▼
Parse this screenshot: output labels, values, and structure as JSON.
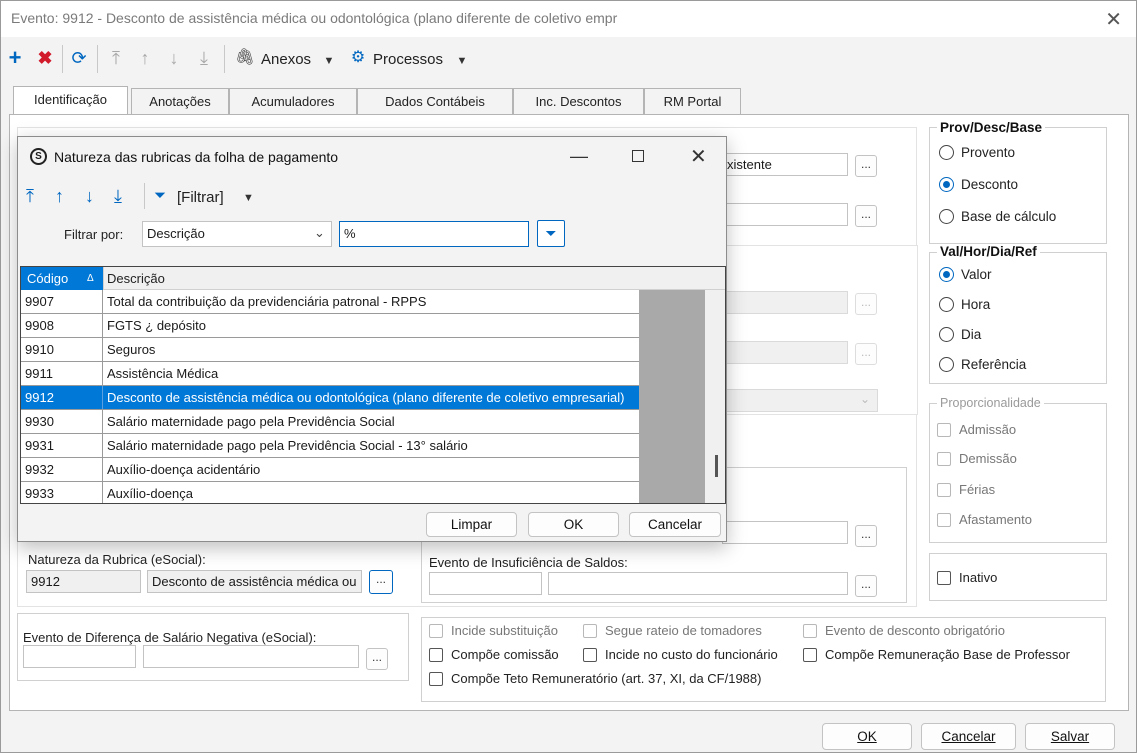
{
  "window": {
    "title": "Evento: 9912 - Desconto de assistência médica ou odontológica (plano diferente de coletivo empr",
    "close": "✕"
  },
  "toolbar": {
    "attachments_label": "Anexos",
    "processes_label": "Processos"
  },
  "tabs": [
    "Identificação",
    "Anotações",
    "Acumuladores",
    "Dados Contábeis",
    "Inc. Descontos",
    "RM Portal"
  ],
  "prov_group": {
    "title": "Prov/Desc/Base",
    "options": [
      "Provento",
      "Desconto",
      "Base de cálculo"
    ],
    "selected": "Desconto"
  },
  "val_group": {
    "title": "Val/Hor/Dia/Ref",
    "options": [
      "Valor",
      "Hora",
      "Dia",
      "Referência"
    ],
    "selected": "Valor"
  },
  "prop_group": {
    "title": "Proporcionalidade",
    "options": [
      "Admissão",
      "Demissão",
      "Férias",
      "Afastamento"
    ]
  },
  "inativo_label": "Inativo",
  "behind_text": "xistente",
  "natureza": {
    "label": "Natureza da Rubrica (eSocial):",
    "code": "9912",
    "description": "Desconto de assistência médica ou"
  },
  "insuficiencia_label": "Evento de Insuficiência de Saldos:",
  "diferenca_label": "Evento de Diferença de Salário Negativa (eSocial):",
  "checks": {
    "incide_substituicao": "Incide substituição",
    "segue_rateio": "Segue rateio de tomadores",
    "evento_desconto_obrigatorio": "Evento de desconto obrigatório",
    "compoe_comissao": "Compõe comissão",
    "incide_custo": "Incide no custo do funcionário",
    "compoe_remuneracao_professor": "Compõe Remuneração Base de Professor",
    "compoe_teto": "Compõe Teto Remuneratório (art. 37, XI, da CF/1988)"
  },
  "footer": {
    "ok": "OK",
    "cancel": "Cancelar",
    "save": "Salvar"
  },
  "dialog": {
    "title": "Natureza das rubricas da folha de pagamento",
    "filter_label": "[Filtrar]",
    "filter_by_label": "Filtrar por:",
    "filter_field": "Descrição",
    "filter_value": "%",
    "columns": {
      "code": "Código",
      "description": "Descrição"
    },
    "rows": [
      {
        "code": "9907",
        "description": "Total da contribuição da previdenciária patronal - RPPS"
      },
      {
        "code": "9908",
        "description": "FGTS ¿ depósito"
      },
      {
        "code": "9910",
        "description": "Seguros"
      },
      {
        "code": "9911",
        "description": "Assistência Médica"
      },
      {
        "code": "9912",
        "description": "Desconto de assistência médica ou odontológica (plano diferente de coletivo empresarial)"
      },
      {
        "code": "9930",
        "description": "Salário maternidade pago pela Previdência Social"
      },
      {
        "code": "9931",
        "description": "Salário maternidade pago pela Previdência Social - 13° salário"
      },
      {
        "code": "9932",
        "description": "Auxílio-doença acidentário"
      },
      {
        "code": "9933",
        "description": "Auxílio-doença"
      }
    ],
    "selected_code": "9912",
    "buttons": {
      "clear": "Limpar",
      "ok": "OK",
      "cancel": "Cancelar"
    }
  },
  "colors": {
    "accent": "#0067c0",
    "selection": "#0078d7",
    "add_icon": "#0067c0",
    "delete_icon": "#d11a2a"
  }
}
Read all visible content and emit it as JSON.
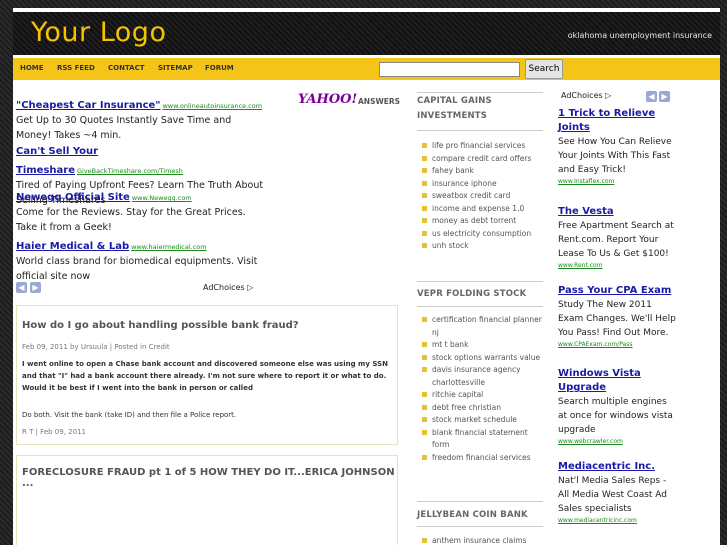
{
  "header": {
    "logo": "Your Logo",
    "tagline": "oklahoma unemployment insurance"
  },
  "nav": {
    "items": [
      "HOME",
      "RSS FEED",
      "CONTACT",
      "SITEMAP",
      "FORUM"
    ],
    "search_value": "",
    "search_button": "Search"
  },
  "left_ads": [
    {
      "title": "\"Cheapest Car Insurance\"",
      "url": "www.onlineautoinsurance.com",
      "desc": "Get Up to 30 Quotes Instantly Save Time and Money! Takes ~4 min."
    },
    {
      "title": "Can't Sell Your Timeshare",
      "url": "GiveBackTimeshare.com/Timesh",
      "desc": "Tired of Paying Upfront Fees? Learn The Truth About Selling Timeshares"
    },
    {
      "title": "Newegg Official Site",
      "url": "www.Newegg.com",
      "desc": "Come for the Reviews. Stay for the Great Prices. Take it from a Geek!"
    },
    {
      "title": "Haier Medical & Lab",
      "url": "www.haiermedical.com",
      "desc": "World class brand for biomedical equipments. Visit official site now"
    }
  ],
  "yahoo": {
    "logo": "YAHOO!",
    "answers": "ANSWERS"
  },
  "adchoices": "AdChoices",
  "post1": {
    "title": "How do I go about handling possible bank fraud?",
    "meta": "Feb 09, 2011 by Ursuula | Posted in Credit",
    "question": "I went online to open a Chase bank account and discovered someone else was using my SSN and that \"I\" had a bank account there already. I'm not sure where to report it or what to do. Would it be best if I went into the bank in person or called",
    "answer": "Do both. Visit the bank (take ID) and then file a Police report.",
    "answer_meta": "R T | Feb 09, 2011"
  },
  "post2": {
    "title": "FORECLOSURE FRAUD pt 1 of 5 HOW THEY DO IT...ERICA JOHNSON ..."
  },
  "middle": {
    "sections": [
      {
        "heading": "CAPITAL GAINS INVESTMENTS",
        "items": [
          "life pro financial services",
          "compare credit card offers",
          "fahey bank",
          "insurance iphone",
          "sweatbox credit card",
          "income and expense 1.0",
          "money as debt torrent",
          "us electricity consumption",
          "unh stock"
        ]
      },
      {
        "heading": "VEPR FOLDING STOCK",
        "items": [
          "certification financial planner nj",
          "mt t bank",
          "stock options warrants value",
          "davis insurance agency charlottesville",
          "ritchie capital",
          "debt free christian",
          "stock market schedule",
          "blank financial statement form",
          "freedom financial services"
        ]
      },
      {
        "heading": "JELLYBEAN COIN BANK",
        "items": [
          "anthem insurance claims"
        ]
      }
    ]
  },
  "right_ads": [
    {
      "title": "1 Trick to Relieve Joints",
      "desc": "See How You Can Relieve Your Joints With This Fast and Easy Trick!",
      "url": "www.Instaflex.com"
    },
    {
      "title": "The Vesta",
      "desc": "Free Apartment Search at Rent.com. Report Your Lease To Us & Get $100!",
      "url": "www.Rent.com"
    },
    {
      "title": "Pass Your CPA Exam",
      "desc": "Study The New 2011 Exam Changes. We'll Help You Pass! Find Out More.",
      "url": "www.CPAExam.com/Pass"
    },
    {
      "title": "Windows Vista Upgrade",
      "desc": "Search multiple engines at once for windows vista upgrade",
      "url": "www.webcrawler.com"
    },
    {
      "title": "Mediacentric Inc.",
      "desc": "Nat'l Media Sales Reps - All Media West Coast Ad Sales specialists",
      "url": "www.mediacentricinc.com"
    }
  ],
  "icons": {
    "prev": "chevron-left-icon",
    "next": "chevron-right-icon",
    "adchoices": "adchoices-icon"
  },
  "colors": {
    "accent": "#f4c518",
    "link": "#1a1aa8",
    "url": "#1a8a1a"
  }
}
▲
DIRECTIVE: Return every line of the records exactly as given, pictures excluded.

RESULT OF THE TASK:
Parse this screenshot: output labels, values, and structure as JSON.
{
  "window": {
    "title": "Evento: 9912 - Desconto de assistência médica ou odontológica (plano diferente de coletivo empr",
    "close": "✕"
  },
  "toolbar": {
    "attachments_label": "Anexos",
    "processes_label": "Processos"
  },
  "tabs": [
    "Identificação",
    "Anotações",
    "Acumuladores",
    "Dados Contábeis",
    "Inc. Descontos",
    "RM Portal"
  ],
  "prov_group": {
    "title": "Prov/Desc/Base",
    "options": [
      "Provento",
      "Desconto",
      "Base de cálculo"
    ],
    "selected": "Desconto"
  },
  "val_group": {
    "title": "Val/Hor/Dia/Ref",
    "options": [
      "Valor",
      "Hora",
      "Dia",
      "Referência"
    ],
    "selected": "Valor"
  },
  "prop_group": {
    "title": "Proporcionalidade",
    "options": [
      "Admissão",
      "Demissão",
      "Férias",
      "Afastamento"
    ]
  },
  "inativo_label": "Inativo",
  "behind_text": "xistente",
  "natureza": {
    "label": "Natureza da Rubrica (eSocial):",
    "code": "9912",
    "description": "Desconto de assistência médica ou"
  },
  "insuficiencia_label": "Evento de Insuficiência de Saldos:",
  "diferenca_label": "Evento de Diferença de Salário Negativa (eSocial):",
  "checks": {
    "incide_substituicao": "Incide substituição",
    "segue_rateio": "Segue rateio de tomadores",
    "evento_desconto_obrigatorio": "Evento de desconto obrigatório",
    "compoe_comissao": "Compõe comissão",
    "incide_custo": "Incide no custo do funcionário",
    "compoe_remuneracao_professor": "Compõe Remuneração Base de Professor",
    "compoe_teto": "Compõe Teto Remuneratório (art. 37, XI, da CF/1988)"
  },
  "footer": {
    "ok": "OK",
    "cancel": "Cancelar",
    "save": "Salvar"
  },
  "dialog": {
    "title": "Natureza das rubricas da folha de pagamento",
    "filter_label": "[Filtrar]",
    "filter_by_label": "Filtrar por:",
    "filter_field": "Descrição",
    "filter_value": "%",
    "columns": {
      "code": "Código",
      "description": "Descrição"
    },
    "rows": [
      {
        "code": "9907",
        "description": "Total da contribuição da previdenciária patronal - RPPS"
      },
      {
        "code": "9908",
        "description": "FGTS ¿ depósito"
      },
      {
        "code": "9910",
        "description": "Seguros"
      },
      {
        "code": "9911",
        "description": "Assistência Médica"
      },
      {
        "code": "9912",
        "description": "Desconto de assistência médica ou odontológica (plano diferente de coletivo empresarial)"
      },
      {
        "code": "9930",
        "description": "Salário maternidade pago pela Previdência Social"
      },
      {
        "code": "9931",
        "description": "Salário maternidade pago pela Previdência Social - 13° salário"
      },
      {
        "code": "9932",
        "description": "Auxílio-doença acidentário"
      },
      {
        "code": "9933",
        "description": "Auxílio-doença"
      }
    ],
    "selected_code": "9912",
    "buttons": {
      "clear": "Limpar",
      "ok": "OK",
      "cancel": "Cancelar"
    }
  },
  "colors": {
    "accent": "#0067c0",
    "selection": "#0078d7",
    "add_icon": "#0067c0",
    "delete_icon": "#d11a2a"
  }
}
Read all visible content and emit it as JSON.
{
  "header": {
    "logo": "Your Logo",
    "tagline": "oklahoma unemployment insurance"
  },
  "nav": {
    "items": [
      "HOME",
      "RSS FEED",
      "CONTACT",
      "SITEMAP",
      "FORUM"
    ],
    "search_value": "",
    "search_button": "Search"
  },
  "left_ads": [
    {
      "title": "\"Cheapest Car Insurance\"",
      "url": "www.onlineautoinsurance.com",
      "desc": "Get Up to 30 Quotes Instantly Save Time and Money! Takes ~4 min."
    },
    {
      "title": "Can't Sell Your Timeshare",
      "url": "GiveBackTimeshare.com/Timesh",
      "desc": "Tired of Paying Upfront Fees? Learn The Truth About Selling Timeshares"
    },
    {
      "title": "Newegg Official Site",
      "url": "www.Newegg.com",
      "desc": "Come for the Reviews. Stay for the Great Prices. Take it from a Geek!"
    },
    {
      "title": "Haier Medical & Lab",
      "url": "www.haiermedical.com",
      "desc": "World class brand for biomedical equipments. Visit official site now"
    }
  ],
  "yahoo": {
    "logo": "YAHOO!",
    "answers": "ANSWERS"
  },
  "adchoices": "AdChoices",
  "post1": {
    "title": "How do I go about handling possible bank fraud?",
    "meta": "Feb 09, 2011 by Ursuula | Posted in Credit",
    "question": "I went online to open a Chase bank account and discovered someone else was using my SSN and that \"I\" had a bank account there already. I'm not sure where to report it or what to do. Would it be best if I went into the bank in person or called",
    "answer": "Do both. Visit the bank (take ID) and then file a Police report.",
    "answer_meta": "R T | Feb 09, 2011"
  },
  "post2": {
    "title": "FORECLOSURE FRAUD pt 1 of 5 HOW THEY DO IT...ERICA JOHNSON ..."
  },
  "middle": {
    "sections": [
      {
        "heading": "CAPITAL GAINS INVESTMENTS",
        "items": [
          "life pro financial services",
          "compare credit card offers",
          "fahey bank",
          "insurance iphone",
          "sweatbox credit card",
          "income and expense 1.0",
          "money as debt torrent",
          "us electricity consumption",
          "unh stock"
        ]
      },
      {
        "heading": "VEPR FOLDING STOCK",
        "items": [
          "certification financial planner nj",
          "mt t bank",
          "stock options warrants value",
          "davis insurance agency charlottesville",
          "ritchie capital",
          "debt free christian",
          "stock market schedule",
          "blank financial statement form",
          "freedom financial services"
        ]
      },
      {
        "heading": "JELLYBEAN COIN BANK",
        "items": [
          "anthem insurance claims"
        ]
      }
    ]
  },
  "right_ads": [
    {
      "title": "1 Trick to Relieve Joints",
      "desc": "See How You Can Relieve Your Joints With This Fast and Easy Trick!",
      "url": "www.Instaflex.com"
    },
    {
      "title": "The Vesta",
      "desc": "Free Apartment Search at Rent.com. Report Your Lease To Us & Get $100!",
      "url": "www.Rent.com"
    },
    {
      "title": "Pass Your CPA Exam",
      "desc": "Study The New 2011 Exam Changes. We'll Help You Pass! Find Out More.",
      "url": "www.CPAExam.com/Pass"
    },
    {
      "title": "Windows Vista Upgrade",
      "desc": "Search multiple engines at once for windows vista upgrade",
      "url": "www.webcrawler.com"
    },
    {
      "title": "Mediacentric Inc.",
      "desc": "Nat'l Media Sales Reps - All Media West Coast Ad Sales specialists",
      "url": "www.mediacentricinc.com"
    }
  ],
  "icons": {
    "prev": "chevron-left-icon",
    "next": "chevron-right-icon",
    "adchoices": "adchoices-icon"
  },
  "colors": {
    "accent": "#f4c518",
    "link": "#1a1aa8",
    "url": "#1a8a1a"
  }
}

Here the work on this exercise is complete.